◆ INSTRUCTION: Check every line of the material below for the string "Indicações", and return the ones that have it.
======
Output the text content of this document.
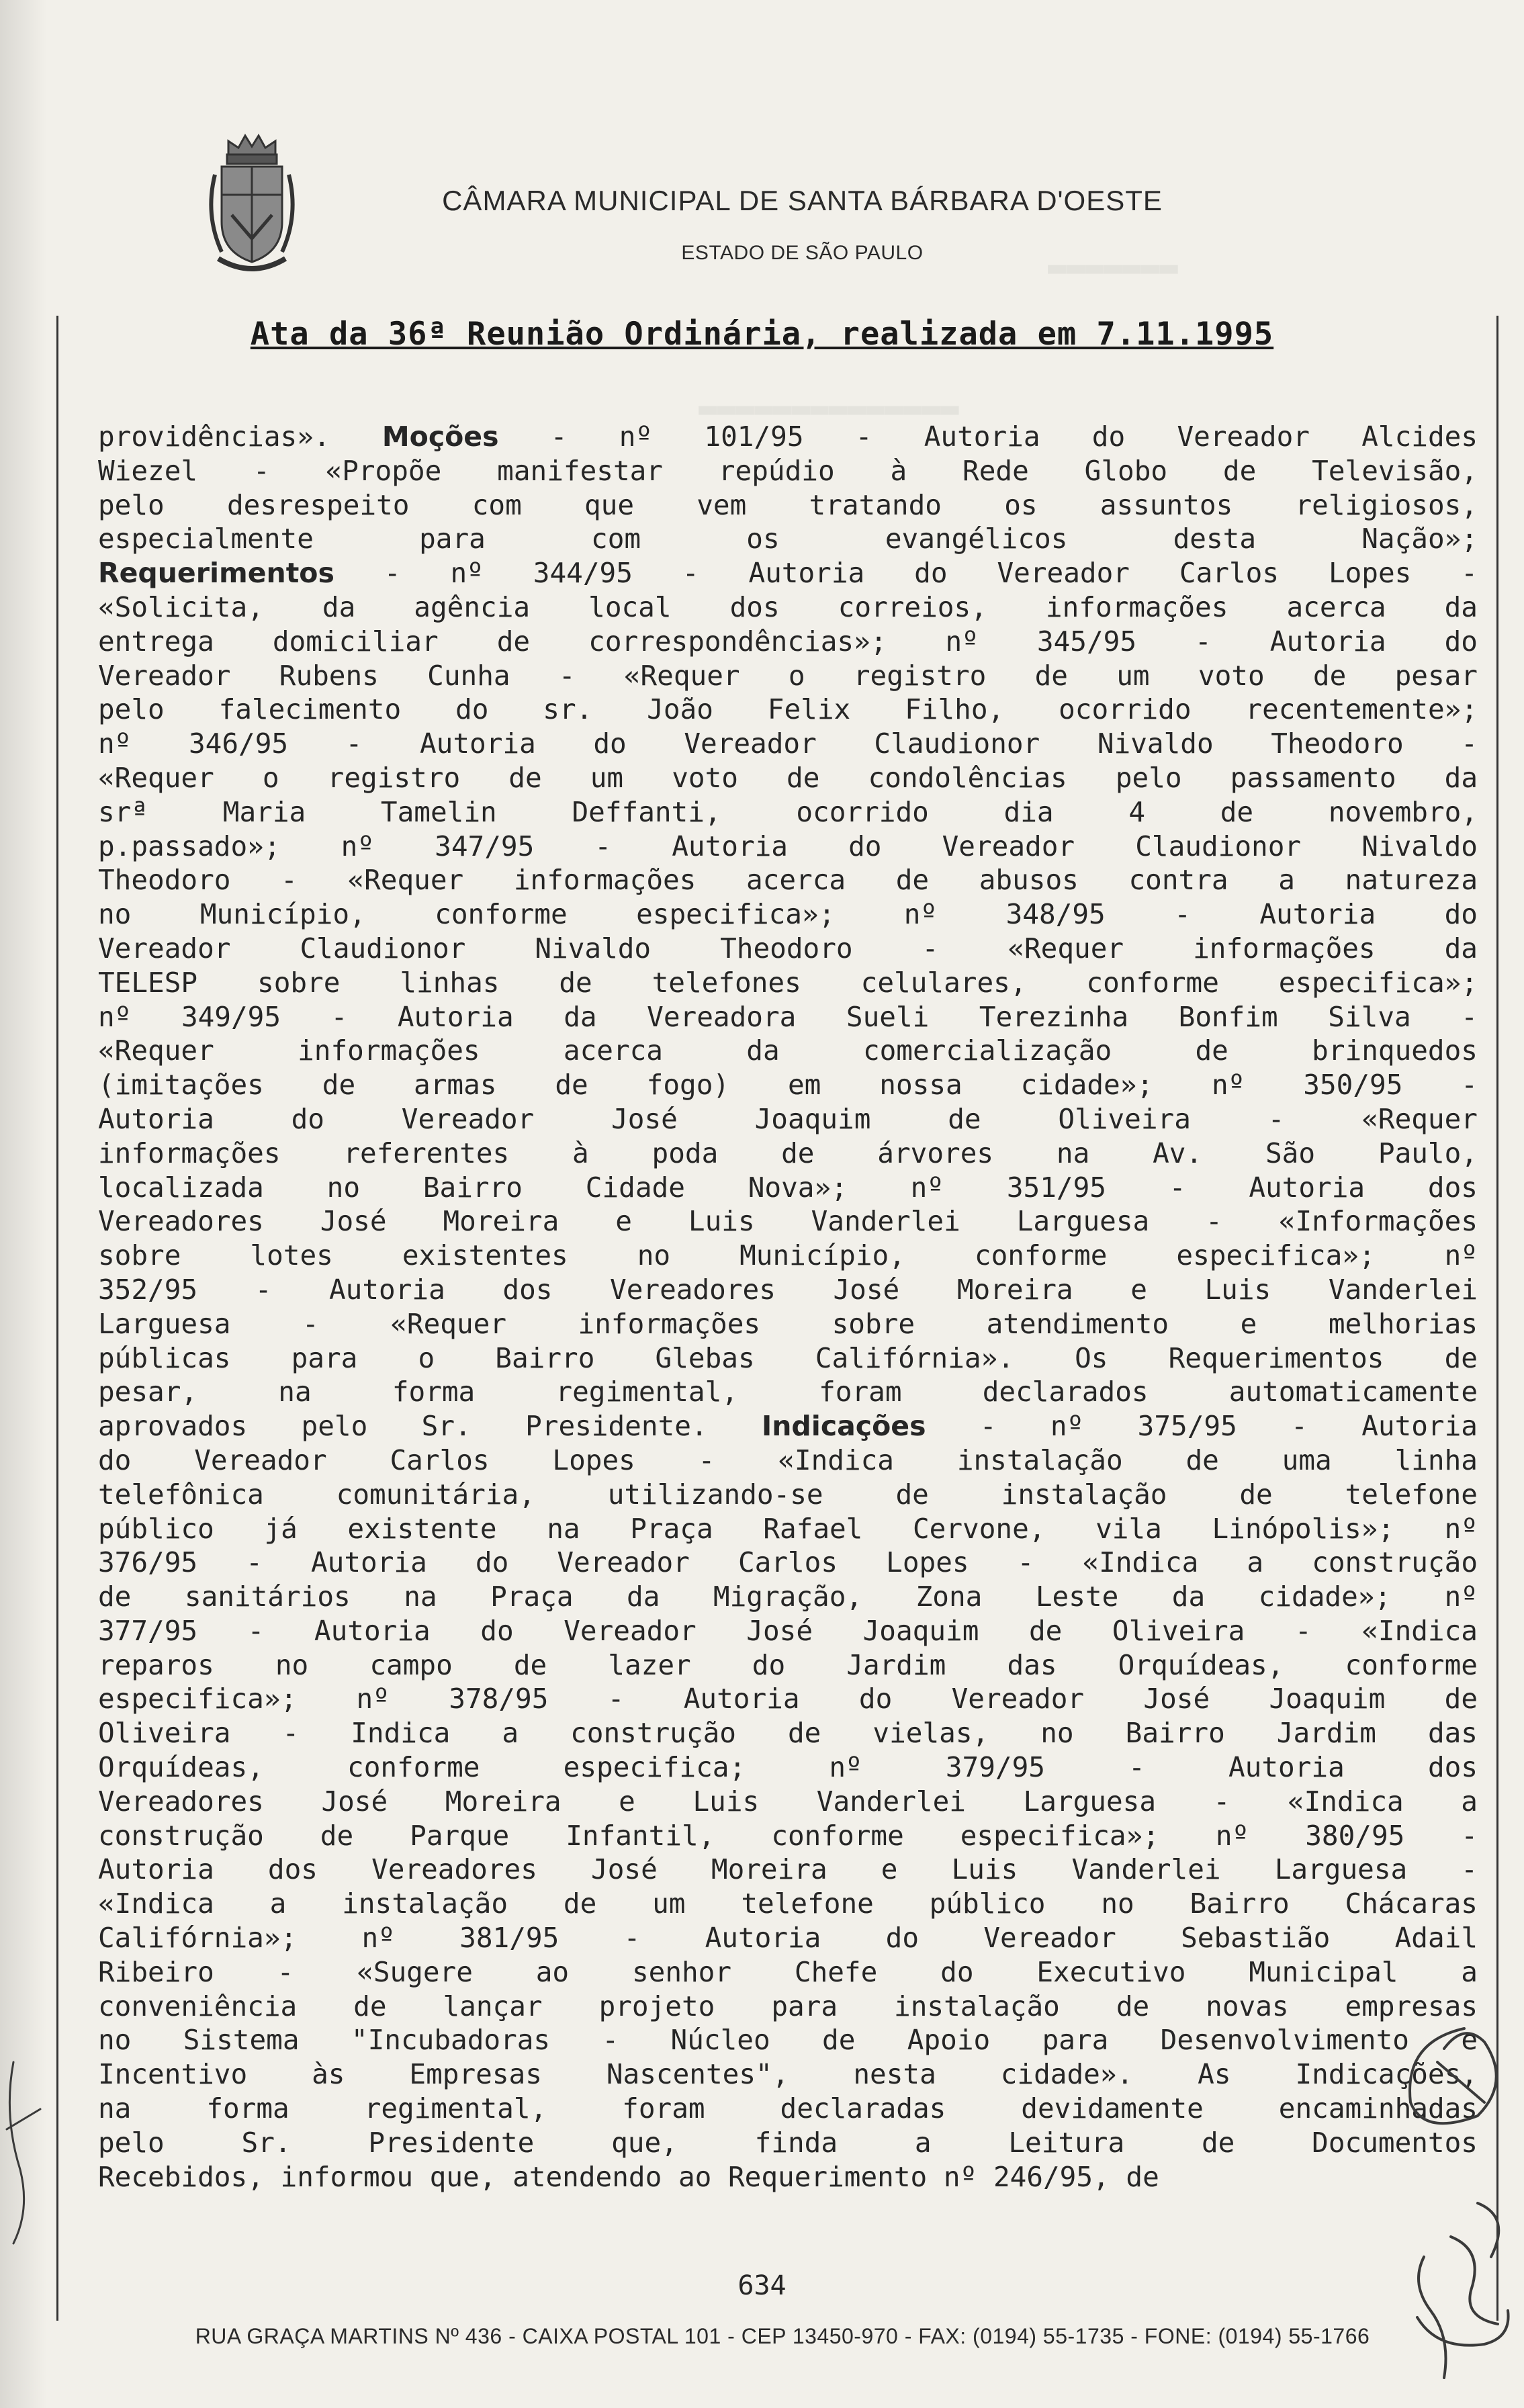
▬▬▬▬▬▬▬
▬▬▬▬▬▬▬▬▬▬▬▬▬▬
CÂMARA MUNICIPAL DE SANTA BÁRBARA D'OESTE
ESTADO DE SÃO PAULO
Ata da 36ª Reunião Ordinária, realizada em 7.11.1995
providências». Moções - nº 101/95 - Autoria do Vereador Alcides
Wiezel - «Propõe manifestar repúdio à Rede Globo de Televisão,
pelo desrespeito com que vem tratando os assuntos religiosos,
especialmente para com os evangélicos desta Nação»;
Requerimentos - nº 344/95 - Autoria do Vereador Carlos Lopes -
«Solicita, da agência local dos correios, informações acerca da
entrega domiciliar de correspondências»; nº 345/95 - Autoria do
Vereador Rubens Cunha - «Requer o registro de um voto de pesar
pelo falecimento do sr. João Felix Filho, ocorrido recentemente»;
nº 346/95 - Autoria do Vereador Claudionor Nivaldo Theodoro -
«Requer o registro de um voto de condolências pelo passamento da
srª Maria Tamelin Deffanti, ocorrido dia 4 de novembro,
p.passado»; nº 347/95 - Autoria do Vereador Claudionor Nivaldo
Theodoro - «Requer informações acerca de abusos contra a natureza
no Município, conforme especifica»; nº 348/95 - Autoria do
Vereador Claudionor Nivaldo Theodoro - «Requer informações da
TELESP sobre linhas de telefones celulares, conforme especifica»;
nº 349/95 - Autoria da Vereadora Sueli Terezinha Bonfim Silva -
«Requer informações acerca da comercialização de brinquedos
(imitações de armas de fogo) em nossa cidade»; nº 350/95 -
Autoria do Vereador José Joaquim de Oliveira - «Requer
informações referentes à poda de árvores na Av. São Paulo,
localizada no Bairro Cidade Nova»; nº 351/95 - Autoria dos
Vereadores José Moreira e Luis Vanderlei Larguesa - «Informações
sobre lotes existentes no Município, conforme especifica»; nº
352/95 - Autoria dos Vereadores José Moreira e Luis Vanderlei
Larguesa - «Requer informações sobre atendimento e melhorias
públicas para o Bairro Glebas Califórnia». Os Requerimentos de
pesar, na forma regimental, foram declarados automaticamente
aprovados pelo Sr. Presidente. Indicações - nº 375/95 - Autoria
do Vereador Carlos Lopes - «Indica instalação de uma linha
telefônica comunitária, utilizando-se de instalação de telefone
público já existente na Praça Rafael Cervone, vila Linópolis»; nº
376/95 - Autoria do Vereador Carlos Lopes - «Indica a construção
de sanitários na Praça da Migração, Zona Leste da cidade»; nº
377/95 - Autoria do Vereador José Joaquim de Oliveira - «Indica
reparos no campo de lazer do Jardim das Orquídeas, conforme
especifica»; nº 378/95 - Autoria do Vereador José Joaquim de
Oliveira - Indica a construção de vielas, no Bairro Jardim das
Orquídeas, conforme especifica; nº 379/95 - Autoria dos
Vereadores José Moreira e Luis Vanderlei Larguesa - «Indica a
construção de Parque Infantil, conforme especifica»; nº 380/95 -
Autoria dos Vereadores José Moreira e Luis Vanderlei Larguesa -
«Indica a instalação de um telefone público no Bairro Chácaras
Califórnia»; nº 381/95 - Autoria do Vereador Sebastião Adail
Ribeiro - «Sugere ao senhor Chefe do Executivo Municipal a
conveniência de lançar projeto para instalação de novas empresas
no Sistema "Incubadoras - Núcleo de Apoio para Desenvolvimento e
Incentivo às Empresas Nascentes", nesta cidade». As Indicações,
na forma regimental, foram declaradas devidamente encaminhadas
pelo Sr. Presidente que, finda a Leitura de Documentos
Recebidos, informou que, atendendo ao Requerimento nº 246/95, de
634
RUA GRAÇA MARTINS Nº 436 - CAIXA POSTAL 101 - CEP 13450-970 - FAX: (0194) 55-1735 - FONE: (0194) 55-1766
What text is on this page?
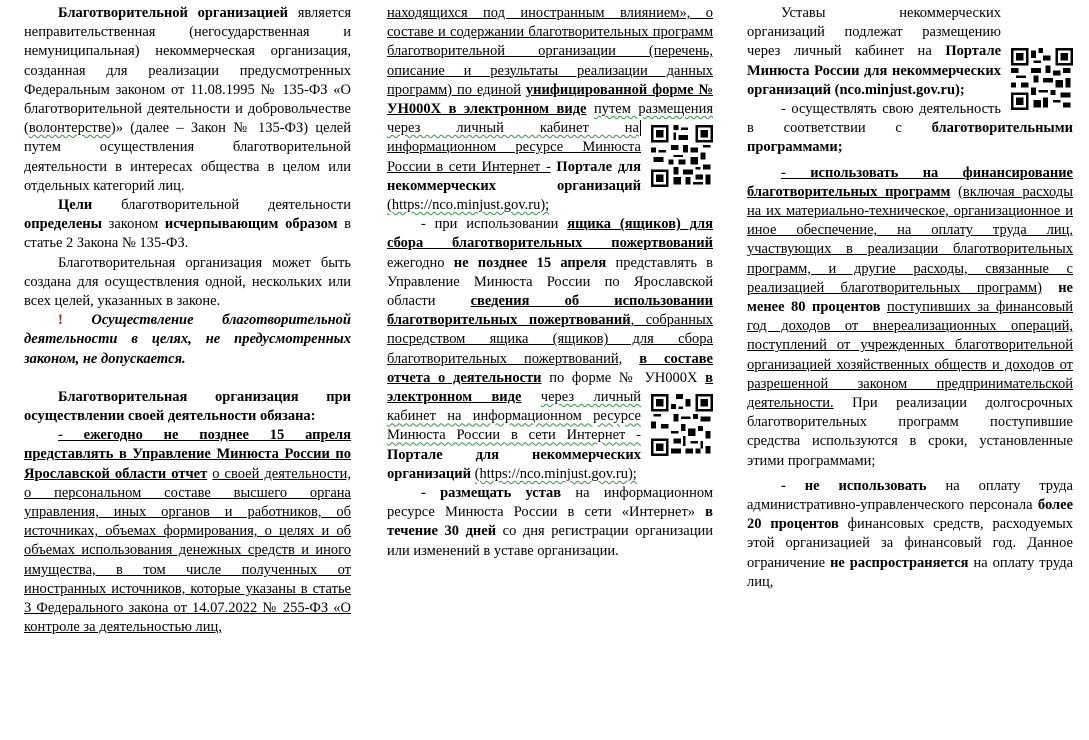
Благотворительной организацией является неправительственная (негосударственная и немуниципальная) некоммерческая организация, созданная для реализации предусмотренных Федеральным законом от 11.08.1995 № 135-ФЗ «О благотворительной деятельности и добровольчестве (волонтерстве)» (далее – Закон № 135-ФЗ) целей путем осуществления благотворительной деятельности в интересах общества в целом или отдельных категорий лиц.

Цели благотворительной деятельности определены законом исчерпывающим образом в статье 2 Закона № 135-ФЗ.

Благотворительная организация может быть создана для осуществления одной, нескольких или всех целей, указанных в законе.

! Осуществление благотворительной деятельности в целях, не предусмотренных законом, не допускается.

Благотворительная организация при осуществлении своей деятельности обязана:

- ежегодно не позднее 15 апреля представлять в Управление Минюста России по Ярославской области отчет о своей деятельности, о персональном составе высшего органа управления, иных органов и работников, об источниках, объемах формирования, о целях и об объемах использования денежных средств и иного имущества, в том числе полученных от иностранных источников, которые указаны в статье 3 Федерального закона от 14.07.2022 № 255-ФЗ «О контроле за деятельностью лиц,

находящихся под иностранным влиянием», о составе и содержании благотворительных программ благотворительной организации (перечень, описание и результаты реализации данных программ) по единой унифицированной форме № УН000Х в электронном виде путем размещения через личный кабинет на
информационном ресурсе Минюста России в сети Интернет - Порталe для некоммерческих организаций (https://nco.minjust.gov.ru);

- при использовании ящика (ящиков) для сбора благотворительных пожертвований ежегодно не позднее 15 апреля представлять в Управление Минюста России по Ярославской области сведения об использовании благотворительных пожертвований, собранных посредством ящика (ящиков) для сбора благотворительных пожертвований, в составе отчета о деятельности по форме № УН000Х в электронном виде через личный кабинет на информационном ресурсе Минюста России в сети Интернет - Порталe для некоммерческих организаций (https://nco.minjust.gov.ru);

- размещать устав на информационном ресурсе Минюста России в сети «Интернет» в течение 30 дней со дня регистрации организации или изменений в уставе организации.

Уставы некоммерческих организаций подлежат размещению через личный кабинет на Портале Минюста России для некоммерческих организаций (nco.minjust.gov.ru);

- осуществлять свою деятельность в соответствии с благотворительными программами;

- использовать на финансирование благотворительных программ (включая расходы на их материально-техническое, организационное и иное обеспечение, на оплату труда лиц, участвующих в реализации благотворительных программ, и другие расходы, связанные с реализацией благотворительных программ) не менее 80 процентов поступивших за финансовый год доходов от внереализационных операций, поступлений от учрежденных благотворительной организацией хозяйственных обществ и доходов от разрешенной законом предпринимательской деятельности. При реализации долгосрочных благотворительных программ поступившие средства используются в сроки, установленные этими программами;

- не использовать на оплату труда административно-управленческого персонала более 20 процентов финансовых средств, расходуемых этой организацией за финансовый год. Данное ограничение не распространяется на оплату труда лиц,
======
◆ EXERCISE RESULT:
aprovados pelo Sr. Presidente. Indicações - nº 375/95 - Autoria
Incentivo às Empresas Nascentes", nesta cidade». As Indicações,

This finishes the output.